(begin)
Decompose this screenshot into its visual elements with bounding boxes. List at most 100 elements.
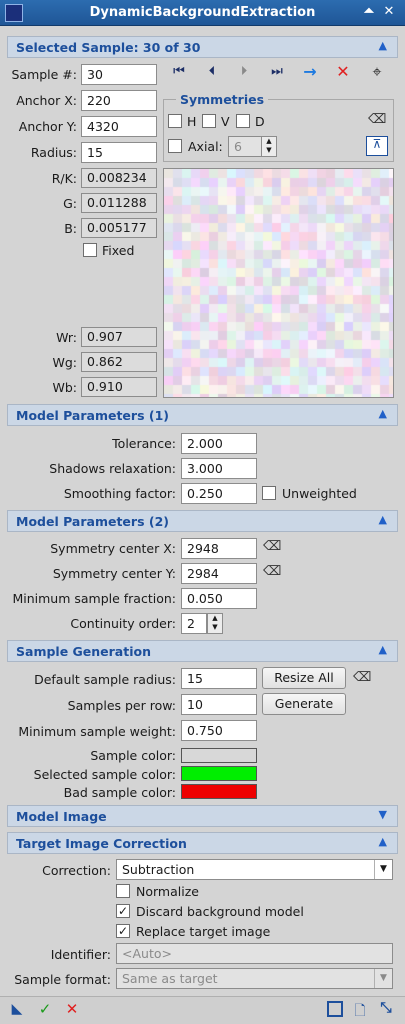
- axial-spinner[interactable]: ▲ ▼: [261, 136, 277, 157]
- v-checkbox[interactable]: [202, 114, 216, 128]
- anchor-x-field[interactable]: 220: [81, 90, 157, 111]
- sample-num-field[interactable]: 30: [81, 64, 157, 85]
- smoothing-factor-field[interactable]: 0.250: [181, 483, 257, 504]
- selected-sample-color-label: Selected sample color:: [33, 767, 176, 782]
- axial-checkbox[interactable]: [168, 139, 182, 153]
- tolerance-label: Tolerance:: [112, 436, 176, 451]
- continuity-order-spinner[interactable]: ▲ ▼: [207, 613, 223, 634]
- first-sample-icon[interactable]: ⏮: [170, 64, 188, 79]
- g-label: G:: [63, 196, 77, 211]
- close-icon[interactable]: ✕: [381, 4, 397, 20]
- unweighted-label: Unweighted: [282, 486, 357, 501]
- section-model-params-1[interactable]: Model Parameters (1) ▲: [7, 404, 398, 426]
- previous-sample-icon[interactable]: ⏴: [203, 64, 221, 79]
- dropdown-arrow-icon: ▼: [374, 860, 392, 879]
- continuity-order-field[interactable]: 2: [181, 613, 207, 634]
- selected-sample-color-swatch[interactable]: [181, 766, 257, 781]
- collapse-icon[interactable]: ▲: [379, 643, 387, 656]
- bad-sample-color-swatch[interactable]: [181, 784, 257, 799]
- min-sample-fraction-field[interactable]: 0.050: [181, 588, 257, 609]
- clear-y-icon[interactable]: ⌫: [263, 564, 281, 579]
- normalize-checkbox[interactable]: [116, 884, 130, 898]
- tolerance-field[interactable]: 2.000: [181, 433, 257, 454]
- h-checkbox[interactable]: [168, 114, 182, 128]
- section-title: Model Parameters (1): [16, 408, 169, 423]
- delete-sample-icon[interactable]: ✕: [333, 62, 353, 81]
- correction-value: Subtraction: [122, 862, 195, 877]
- samples-per-row-label: Samples per row:: [67, 698, 176, 713]
- wg-value: 0.862: [81, 352, 157, 372]
- symmetry-center-icon[interactable]: ⊼: [366, 136, 388, 156]
- min-sample-weight-label: Minimum sample weight:: [18, 724, 176, 739]
- sample-format-label: Sample format:: [14, 972, 111, 987]
- dropdown-arrow-icon: ▼: [374, 969, 392, 988]
- generate-button[interactable]: Generate: [262, 693, 346, 715]
- radius-label: Radius:: [30, 145, 77, 160]
- discard-background-checkbox[interactable]: ✓: [116, 904, 130, 918]
- fixed-checkbox[interactable]: [83, 243, 97, 257]
- identifier-label: Identifier:: [50, 947, 111, 962]
- min-sample-weight-field[interactable]: 0.750: [181, 720, 257, 741]
- window-title: DynamicBackgroundExtraction: [89, 5, 316, 20]
- clear-samples-icon[interactable]: ⌫: [353, 670, 371, 685]
- anchor-y-field[interactable]: 4320: [81, 116, 157, 137]
- symmetry-center-x-field[interactable]: 2948: [181, 538, 257, 559]
- symmetry-center-y-label: Symmetry center Y:: [52, 566, 176, 581]
- replace-target-checkbox[interactable]: ✓: [116, 924, 130, 938]
- collapse-icon[interactable]: ▲: [379, 513, 387, 526]
- replace-target-label: Replace target image: [136, 924, 271, 939]
- last-sample-icon[interactable]: ⏭: [268, 64, 286, 79]
- expand-icon[interactable]: ▼: [379, 808, 387, 821]
- default-sample-radius-label: Default sample radius:: [34, 672, 176, 687]
- smoothing-factor-label: Smoothing factor:: [63, 486, 176, 501]
- cancel-icon[interactable]: ✕: [63, 1000, 81, 1018]
- section-model-params-2[interactable]: Model Parameters (2) ▲: [7, 510, 398, 532]
- sample-color-swatch[interactable]: [181, 748, 257, 763]
- unweighted-checkbox[interactable]: [262, 486, 276, 500]
- section-sample-generation[interactable]: Sample Generation ▲: [7, 640, 398, 662]
- correction-select[interactable]: Subtraction ▼: [116, 859, 393, 880]
- wr-label: Wr:: [56, 330, 77, 345]
- section-title: Target Image Correction: [16, 836, 187, 851]
- identifier-field[interactable]: <Auto>: [116, 943, 393, 964]
- collapse-icon[interactable]: ▲: [379, 407, 387, 420]
- wb-label: Wb:: [52, 380, 77, 395]
- bad-sample-color-label: Bad sample color:: [63, 785, 176, 800]
- collapse-icon[interactable]: ▲: [379, 835, 387, 848]
- section-title: Model Image: [16, 809, 107, 824]
- edit-instance-icon[interactable]: 🗋: [352, 1000, 368, 1024]
- symmetry-center-y-field[interactable]: 2984: [181, 563, 257, 584]
- section-title: Sample Generation: [16, 644, 151, 659]
- section-target-correction[interactable]: Target Image Correction ▲: [7, 832, 398, 854]
- wb-value: 0.910: [81, 377, 157, 397]
- sample-format-value: Same as target: [122, 971, 218, 986]
- symmetry-center-x-label: Symmetry center X:: [50, 541, 176, 556]
- resize-all-button[interactable]: Resize All: [262, 667, 346, 689]
- sample-preview-canvas: [164, 169, 393, 397]
- d-checkbox[interactable]: [236, 114, 250, 128]
- clear-x-icon[interactable]: ⌫: [263, 539, 281, 554]
- samples-per-row-field[interactable]: 10: [181, 694, 257, 715]
- crosshair-icon[interactable]: ⌖: [367, 62, 387, 82]
- collapse-icon[interactable]: ▲: [379, 39, 387, 52]
- reset-icon[interactable]: ⤡: [377, 1000, 395, 1016]
- section-selected-sample[interactable]: Selected Sample: 30 of 30 ▲: [7, 36, 398, 58]
- g-value: 0.011288: [81, 193, 157, 213]
- go-to-sample-icon[interactable]: →: [300, 62, 320, 81]
- h-label: H: [187, 114, 197, 129]
- section-model-image[interactable]: Model Image ▼: [7, 805, 398, 827]
- radius-field[interactable]: 15: [81, 142, 157, 163]
- shadows-relaxation-field[interactable]: 3.000: [181, 458, 257, 479]
- axial-field[interactable]: 6: [228, 136, 262, 157]
- sample-format-select[interactable]: Same as target ▼: [116, 968, 393, 989]
- clear-symmetries-icon[interactable]: ⌫: [368, 112, 386, 127]
- anchor-y-label: Anchor Y:: [18, 119, 77, 134]
- apply-global-icon[interactable]: ✓: [36, 1000, 54, 1018]
- sample-color-label: Sample color:: [90, 748, 176, 763]
- browse-documentation-icon[interactable]: [327, 1001, 343, 1017]
- continuity-order-label: Continuity order:: [70, 616, 176, 631]
- rk-label: R/K:: [51, 171, 77, 186]
- new-instance-icon[interactable]: ◣: [8, 1001, 26, 1017]
- shade-icon[interactable]: ⏶: [361, 4, 377, 20]
- default-sample-radius-field[interactable]: 15: [181, 668, 257, 689]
(end)
Exercise description:
Please write out all of the material above word for word, leaving out the pictures.

The response:
Decompose this screenshot into its visual elements with bounding boxes. List at most 100 elements.
- axial-spinner[interactable]: ▲ ▼: [261, 136, 277, 157]
- v-checkbox[interactable]: [202, 114, 216, 128]
- anchor-x-field[interactable]: 220: [81, 90, 157, 111]
- sample-num-field[interactable]: 30: [81, 64, 157, 85]
- smoothing-factor-field[interactable]: 0.250: [181, 483, 257, 504]
- selected-sample-color-label: Selected sample color:: [33, 767, 176, 782]
- axial-checkbox[interactable]: [168, 139, 182, 153]
- tolerance-label: Tolerance:: [112, 436, 176, 451]
- continuity-order-spinner[interactable]: ▲ ▼: [207, 613, 223, 634]
- first-sample-icon[interactable]: ⏮: [170, 64, 188, 79]
- g-label: G:: [63, 196, 77, 211]
- close-icon[interactable]: ✕: [381, 4, 397, 20]
- unweighted-label: Unweighted: [282, 486, 357, 501]
- section-model-params-1[interactable]: Model Parameters (1) ▲: [7, 404, 398, 426]
- previous-sample-icon[interactable]: ⏴: [203, 64, 221, 79]
- dropdown-arrow-icon: ▼: [374, 860, 392, 879]
- continuity-order-field[interactable]: 2: [181, 613, 207, 634]
- selected-sample-color-swatch[interactable]: [181, 766, 257, 781]
- collapse-icon[interactable]: ▲: [379, 643, 387, 656]
- bad-sample-color-swatch[interactable]: [181, 784, 257, 799]
- min-sample-fraction-field[interactable]: 0.050: [181, 588, 257, 609]
- clear-y-icon[interactable]: ⌫: [263, 564, 281, 579]
- normalize-checkbox[interactable]: [116, 884, 130, 898]
- tolerance-field[interactable]: 2.000: [181, 433, 257, 454]
- h-checkbox[interactable]: [168, 114, 182, 128]
- section-title: Model Parameters (1): [16, 408, 169, 423]
- delete-sample-icon[interactable]: ✕: [333, 62, 353, 81]
- correction-value: Subtraction: [122, 862, 195, 877]
- samples-per-row-label: Samples per row:: [67, 698, 176, 713]
- wg-value: 0.862: [81, 352, 157, 372]
- symmetry-center-icon[interactable]: ⊼: [366, 136, 388, 156]
- min-sample-weight-label: Minimum sample weight:: [18, 724, 176, 739]
- sample-format-label: Sample format:: [14, 972, 111, 987]
- dropdown-arrow-icon: ▼: [374, 969, 392, 988]
- generate-button[interactable]: Generate: [262, 693, 346, 715]
- radius-label: Radius:: [30, 145, 77, 160]
- discard-background-checkbox[interactable]: ✓: [116, 904, 130, 918]
- fixed-checkbox[interactable]: [83, 243, 97, 257]
- identifier-label: Identifier:: [50, 947, 111, 962]
- min-sample-weight-field[interactable]: 0.750: [181, 720, 257, 741]
- window-title: DynamicBackgroundExtraction: [89, 5, 316, 20]
- clear-samples-icon[interactable]: ⌫: [353, 670, 371, 685]
- anchor-y-field[interactable]: 4320: [81, 116, 157, 137]
- symmetry-center-x-field[interactable]: 2948: [181, 538, 257, 559]
- symmetry-center-y-label: Symmetry center Y:: [52, 566, 176, 581]
- replace-target-checkbox[interactable]: ✓: [116, 924, 130, 938]
- collapse-icon[interactable]: ▲: [379, 513, 387, 526]
- replace-target-label: Replace target image: [136, 924, 271, 939]
- last-sample-icon[interactable]: ⏭: [268, 64, 286, 79]
- expand-icon[interactable]: ▼: [379, 808, 387, 821]
- default-sample-radius-label: Default sample radius:: [34, 672, 176, 687]
- smoothing-factor-label: Smoothing factor:: [63, 486, 176, 501]
- cancel-icon[interactable]: ✕: [63, 1000, 81, 1018]
- section-model-params-2[interactable]: Model Parameters (2) ▲: [7, 510, 398, 532]
- sample-color-swatch[interactable]: [181, 748, 257, 763]
- unweighted-checkbox[interactable]: [262, 486, 276, 500]
- section-sample-generation[interactable]: Sample Generation ▲: [7, 640, 398, 662]
- correction-select[interactable]: Subtraction ▼: [116, 859, 393, 880]
- wr-label: Wr:: [56, 330, 77, 345]
- section-title: Target Image Correction: [16, 836, 187, 851]
- identifier-field[interactable]: <Auto>: [116, 943, 393, 964]
- collapse-icon[interactable]: ▲: [379, 407, 387, 420]
- wb-label: Wb:: [52, 380, 77, 395]
- bad-sample-color-label: Bad sample color:: [63, 785, 176, 800]
- collapse-icon[interactable]: ▲: [379, 835, 387, 848]
- section-title: Model Image: [16, 809, 107, 824]
- edit-instance-icon[interactable]: 🗋: [352, 1000, 368, 1024]
- symmetry-center-y-field[interactable]: 2984: [181, 563, 257, 584]
- section-title: Sample Generation: [16, 644, 151, 659]
- section-target-correction[interactable]: Target Image Correction ▲: [7, 832, 398, 854]
- wb-value: 0.910: [81, 377, 157, 397]
- sample-format-value: Same as target: [122, 971, 218, 986]
- symmetry-center-x-label: Symmetry center X:: [50, 541, 176, 556]
- resize-all-button[interactable]: Resize All: [262, 667, 346, 689]
- sample-preview-canvas: [164, 169, 393, 397]
- d-checkbox[interactable]: [236, 114, 250, 128]
- clear-x-icon[interactable]: ⌫: [263, 539, 281, 554]
- samples-per-row-field[interactable]: 10: [181, 694, 257, 715]
- crosshair-icon[interactable]: ⌖: [367, 62, 387, 82]
- collapse-icon[interactable]: ▲: [379, 39, 387, 52]
- reset-icon[interactable]: ⤡: [377, 1000, 395, 1016]
- section-selected-sample[interactable]: Selected Sample: 30 of 30 ▲: [7, 36, 398, 58]
- g-value: 0.011288: [81, 193, 157, 213]
- go-to-sample-icon[interactable]: →: [300, 62, 320, 81]
- h-label: H: [187, 114, 197, 129]
- section-model-image[interactable]: Model Image ▼: [7, 805, 398, 827]
- radius-field[interactable]: 15: [81, 142, 157, 163]
- shadows-relaxation-field[interactable]: 3.000: [181, 458, 257, 479]
- axial-field[interactable]: 6: [228, 136, 262, 157]
- sample-format-select[interactable]: Same as target ▼: [116, 968, 393, 989]
- clear-symmetries-icon[interactable]: ⌫: [368, 112, 386, 127]
- anchor-y-label: Anchor Y:: [18, 119, 77, 134]
- apply-global-icon[interactable]: ✓: [36, 1000, 54, 1018]
- sample-color-label: Sample color:: [90, 748, 176, 763]
- browse-documentation-icon[interactable]: [327, 1001, 343, 1017]
- continuity-order-label: Continuity order:: [70, 616, 176, 631]
- rk-label: R/K:: [51, 171, 77, 186]
- new-instance-icon[interactable]: ◣: [8, 1001, 26, 1017]
- shade-icon[interactable]: ⏶: [361, 4, 377, 20]
- default-sample-radius-field[interactable]: 15: [181, 668, 257, 689]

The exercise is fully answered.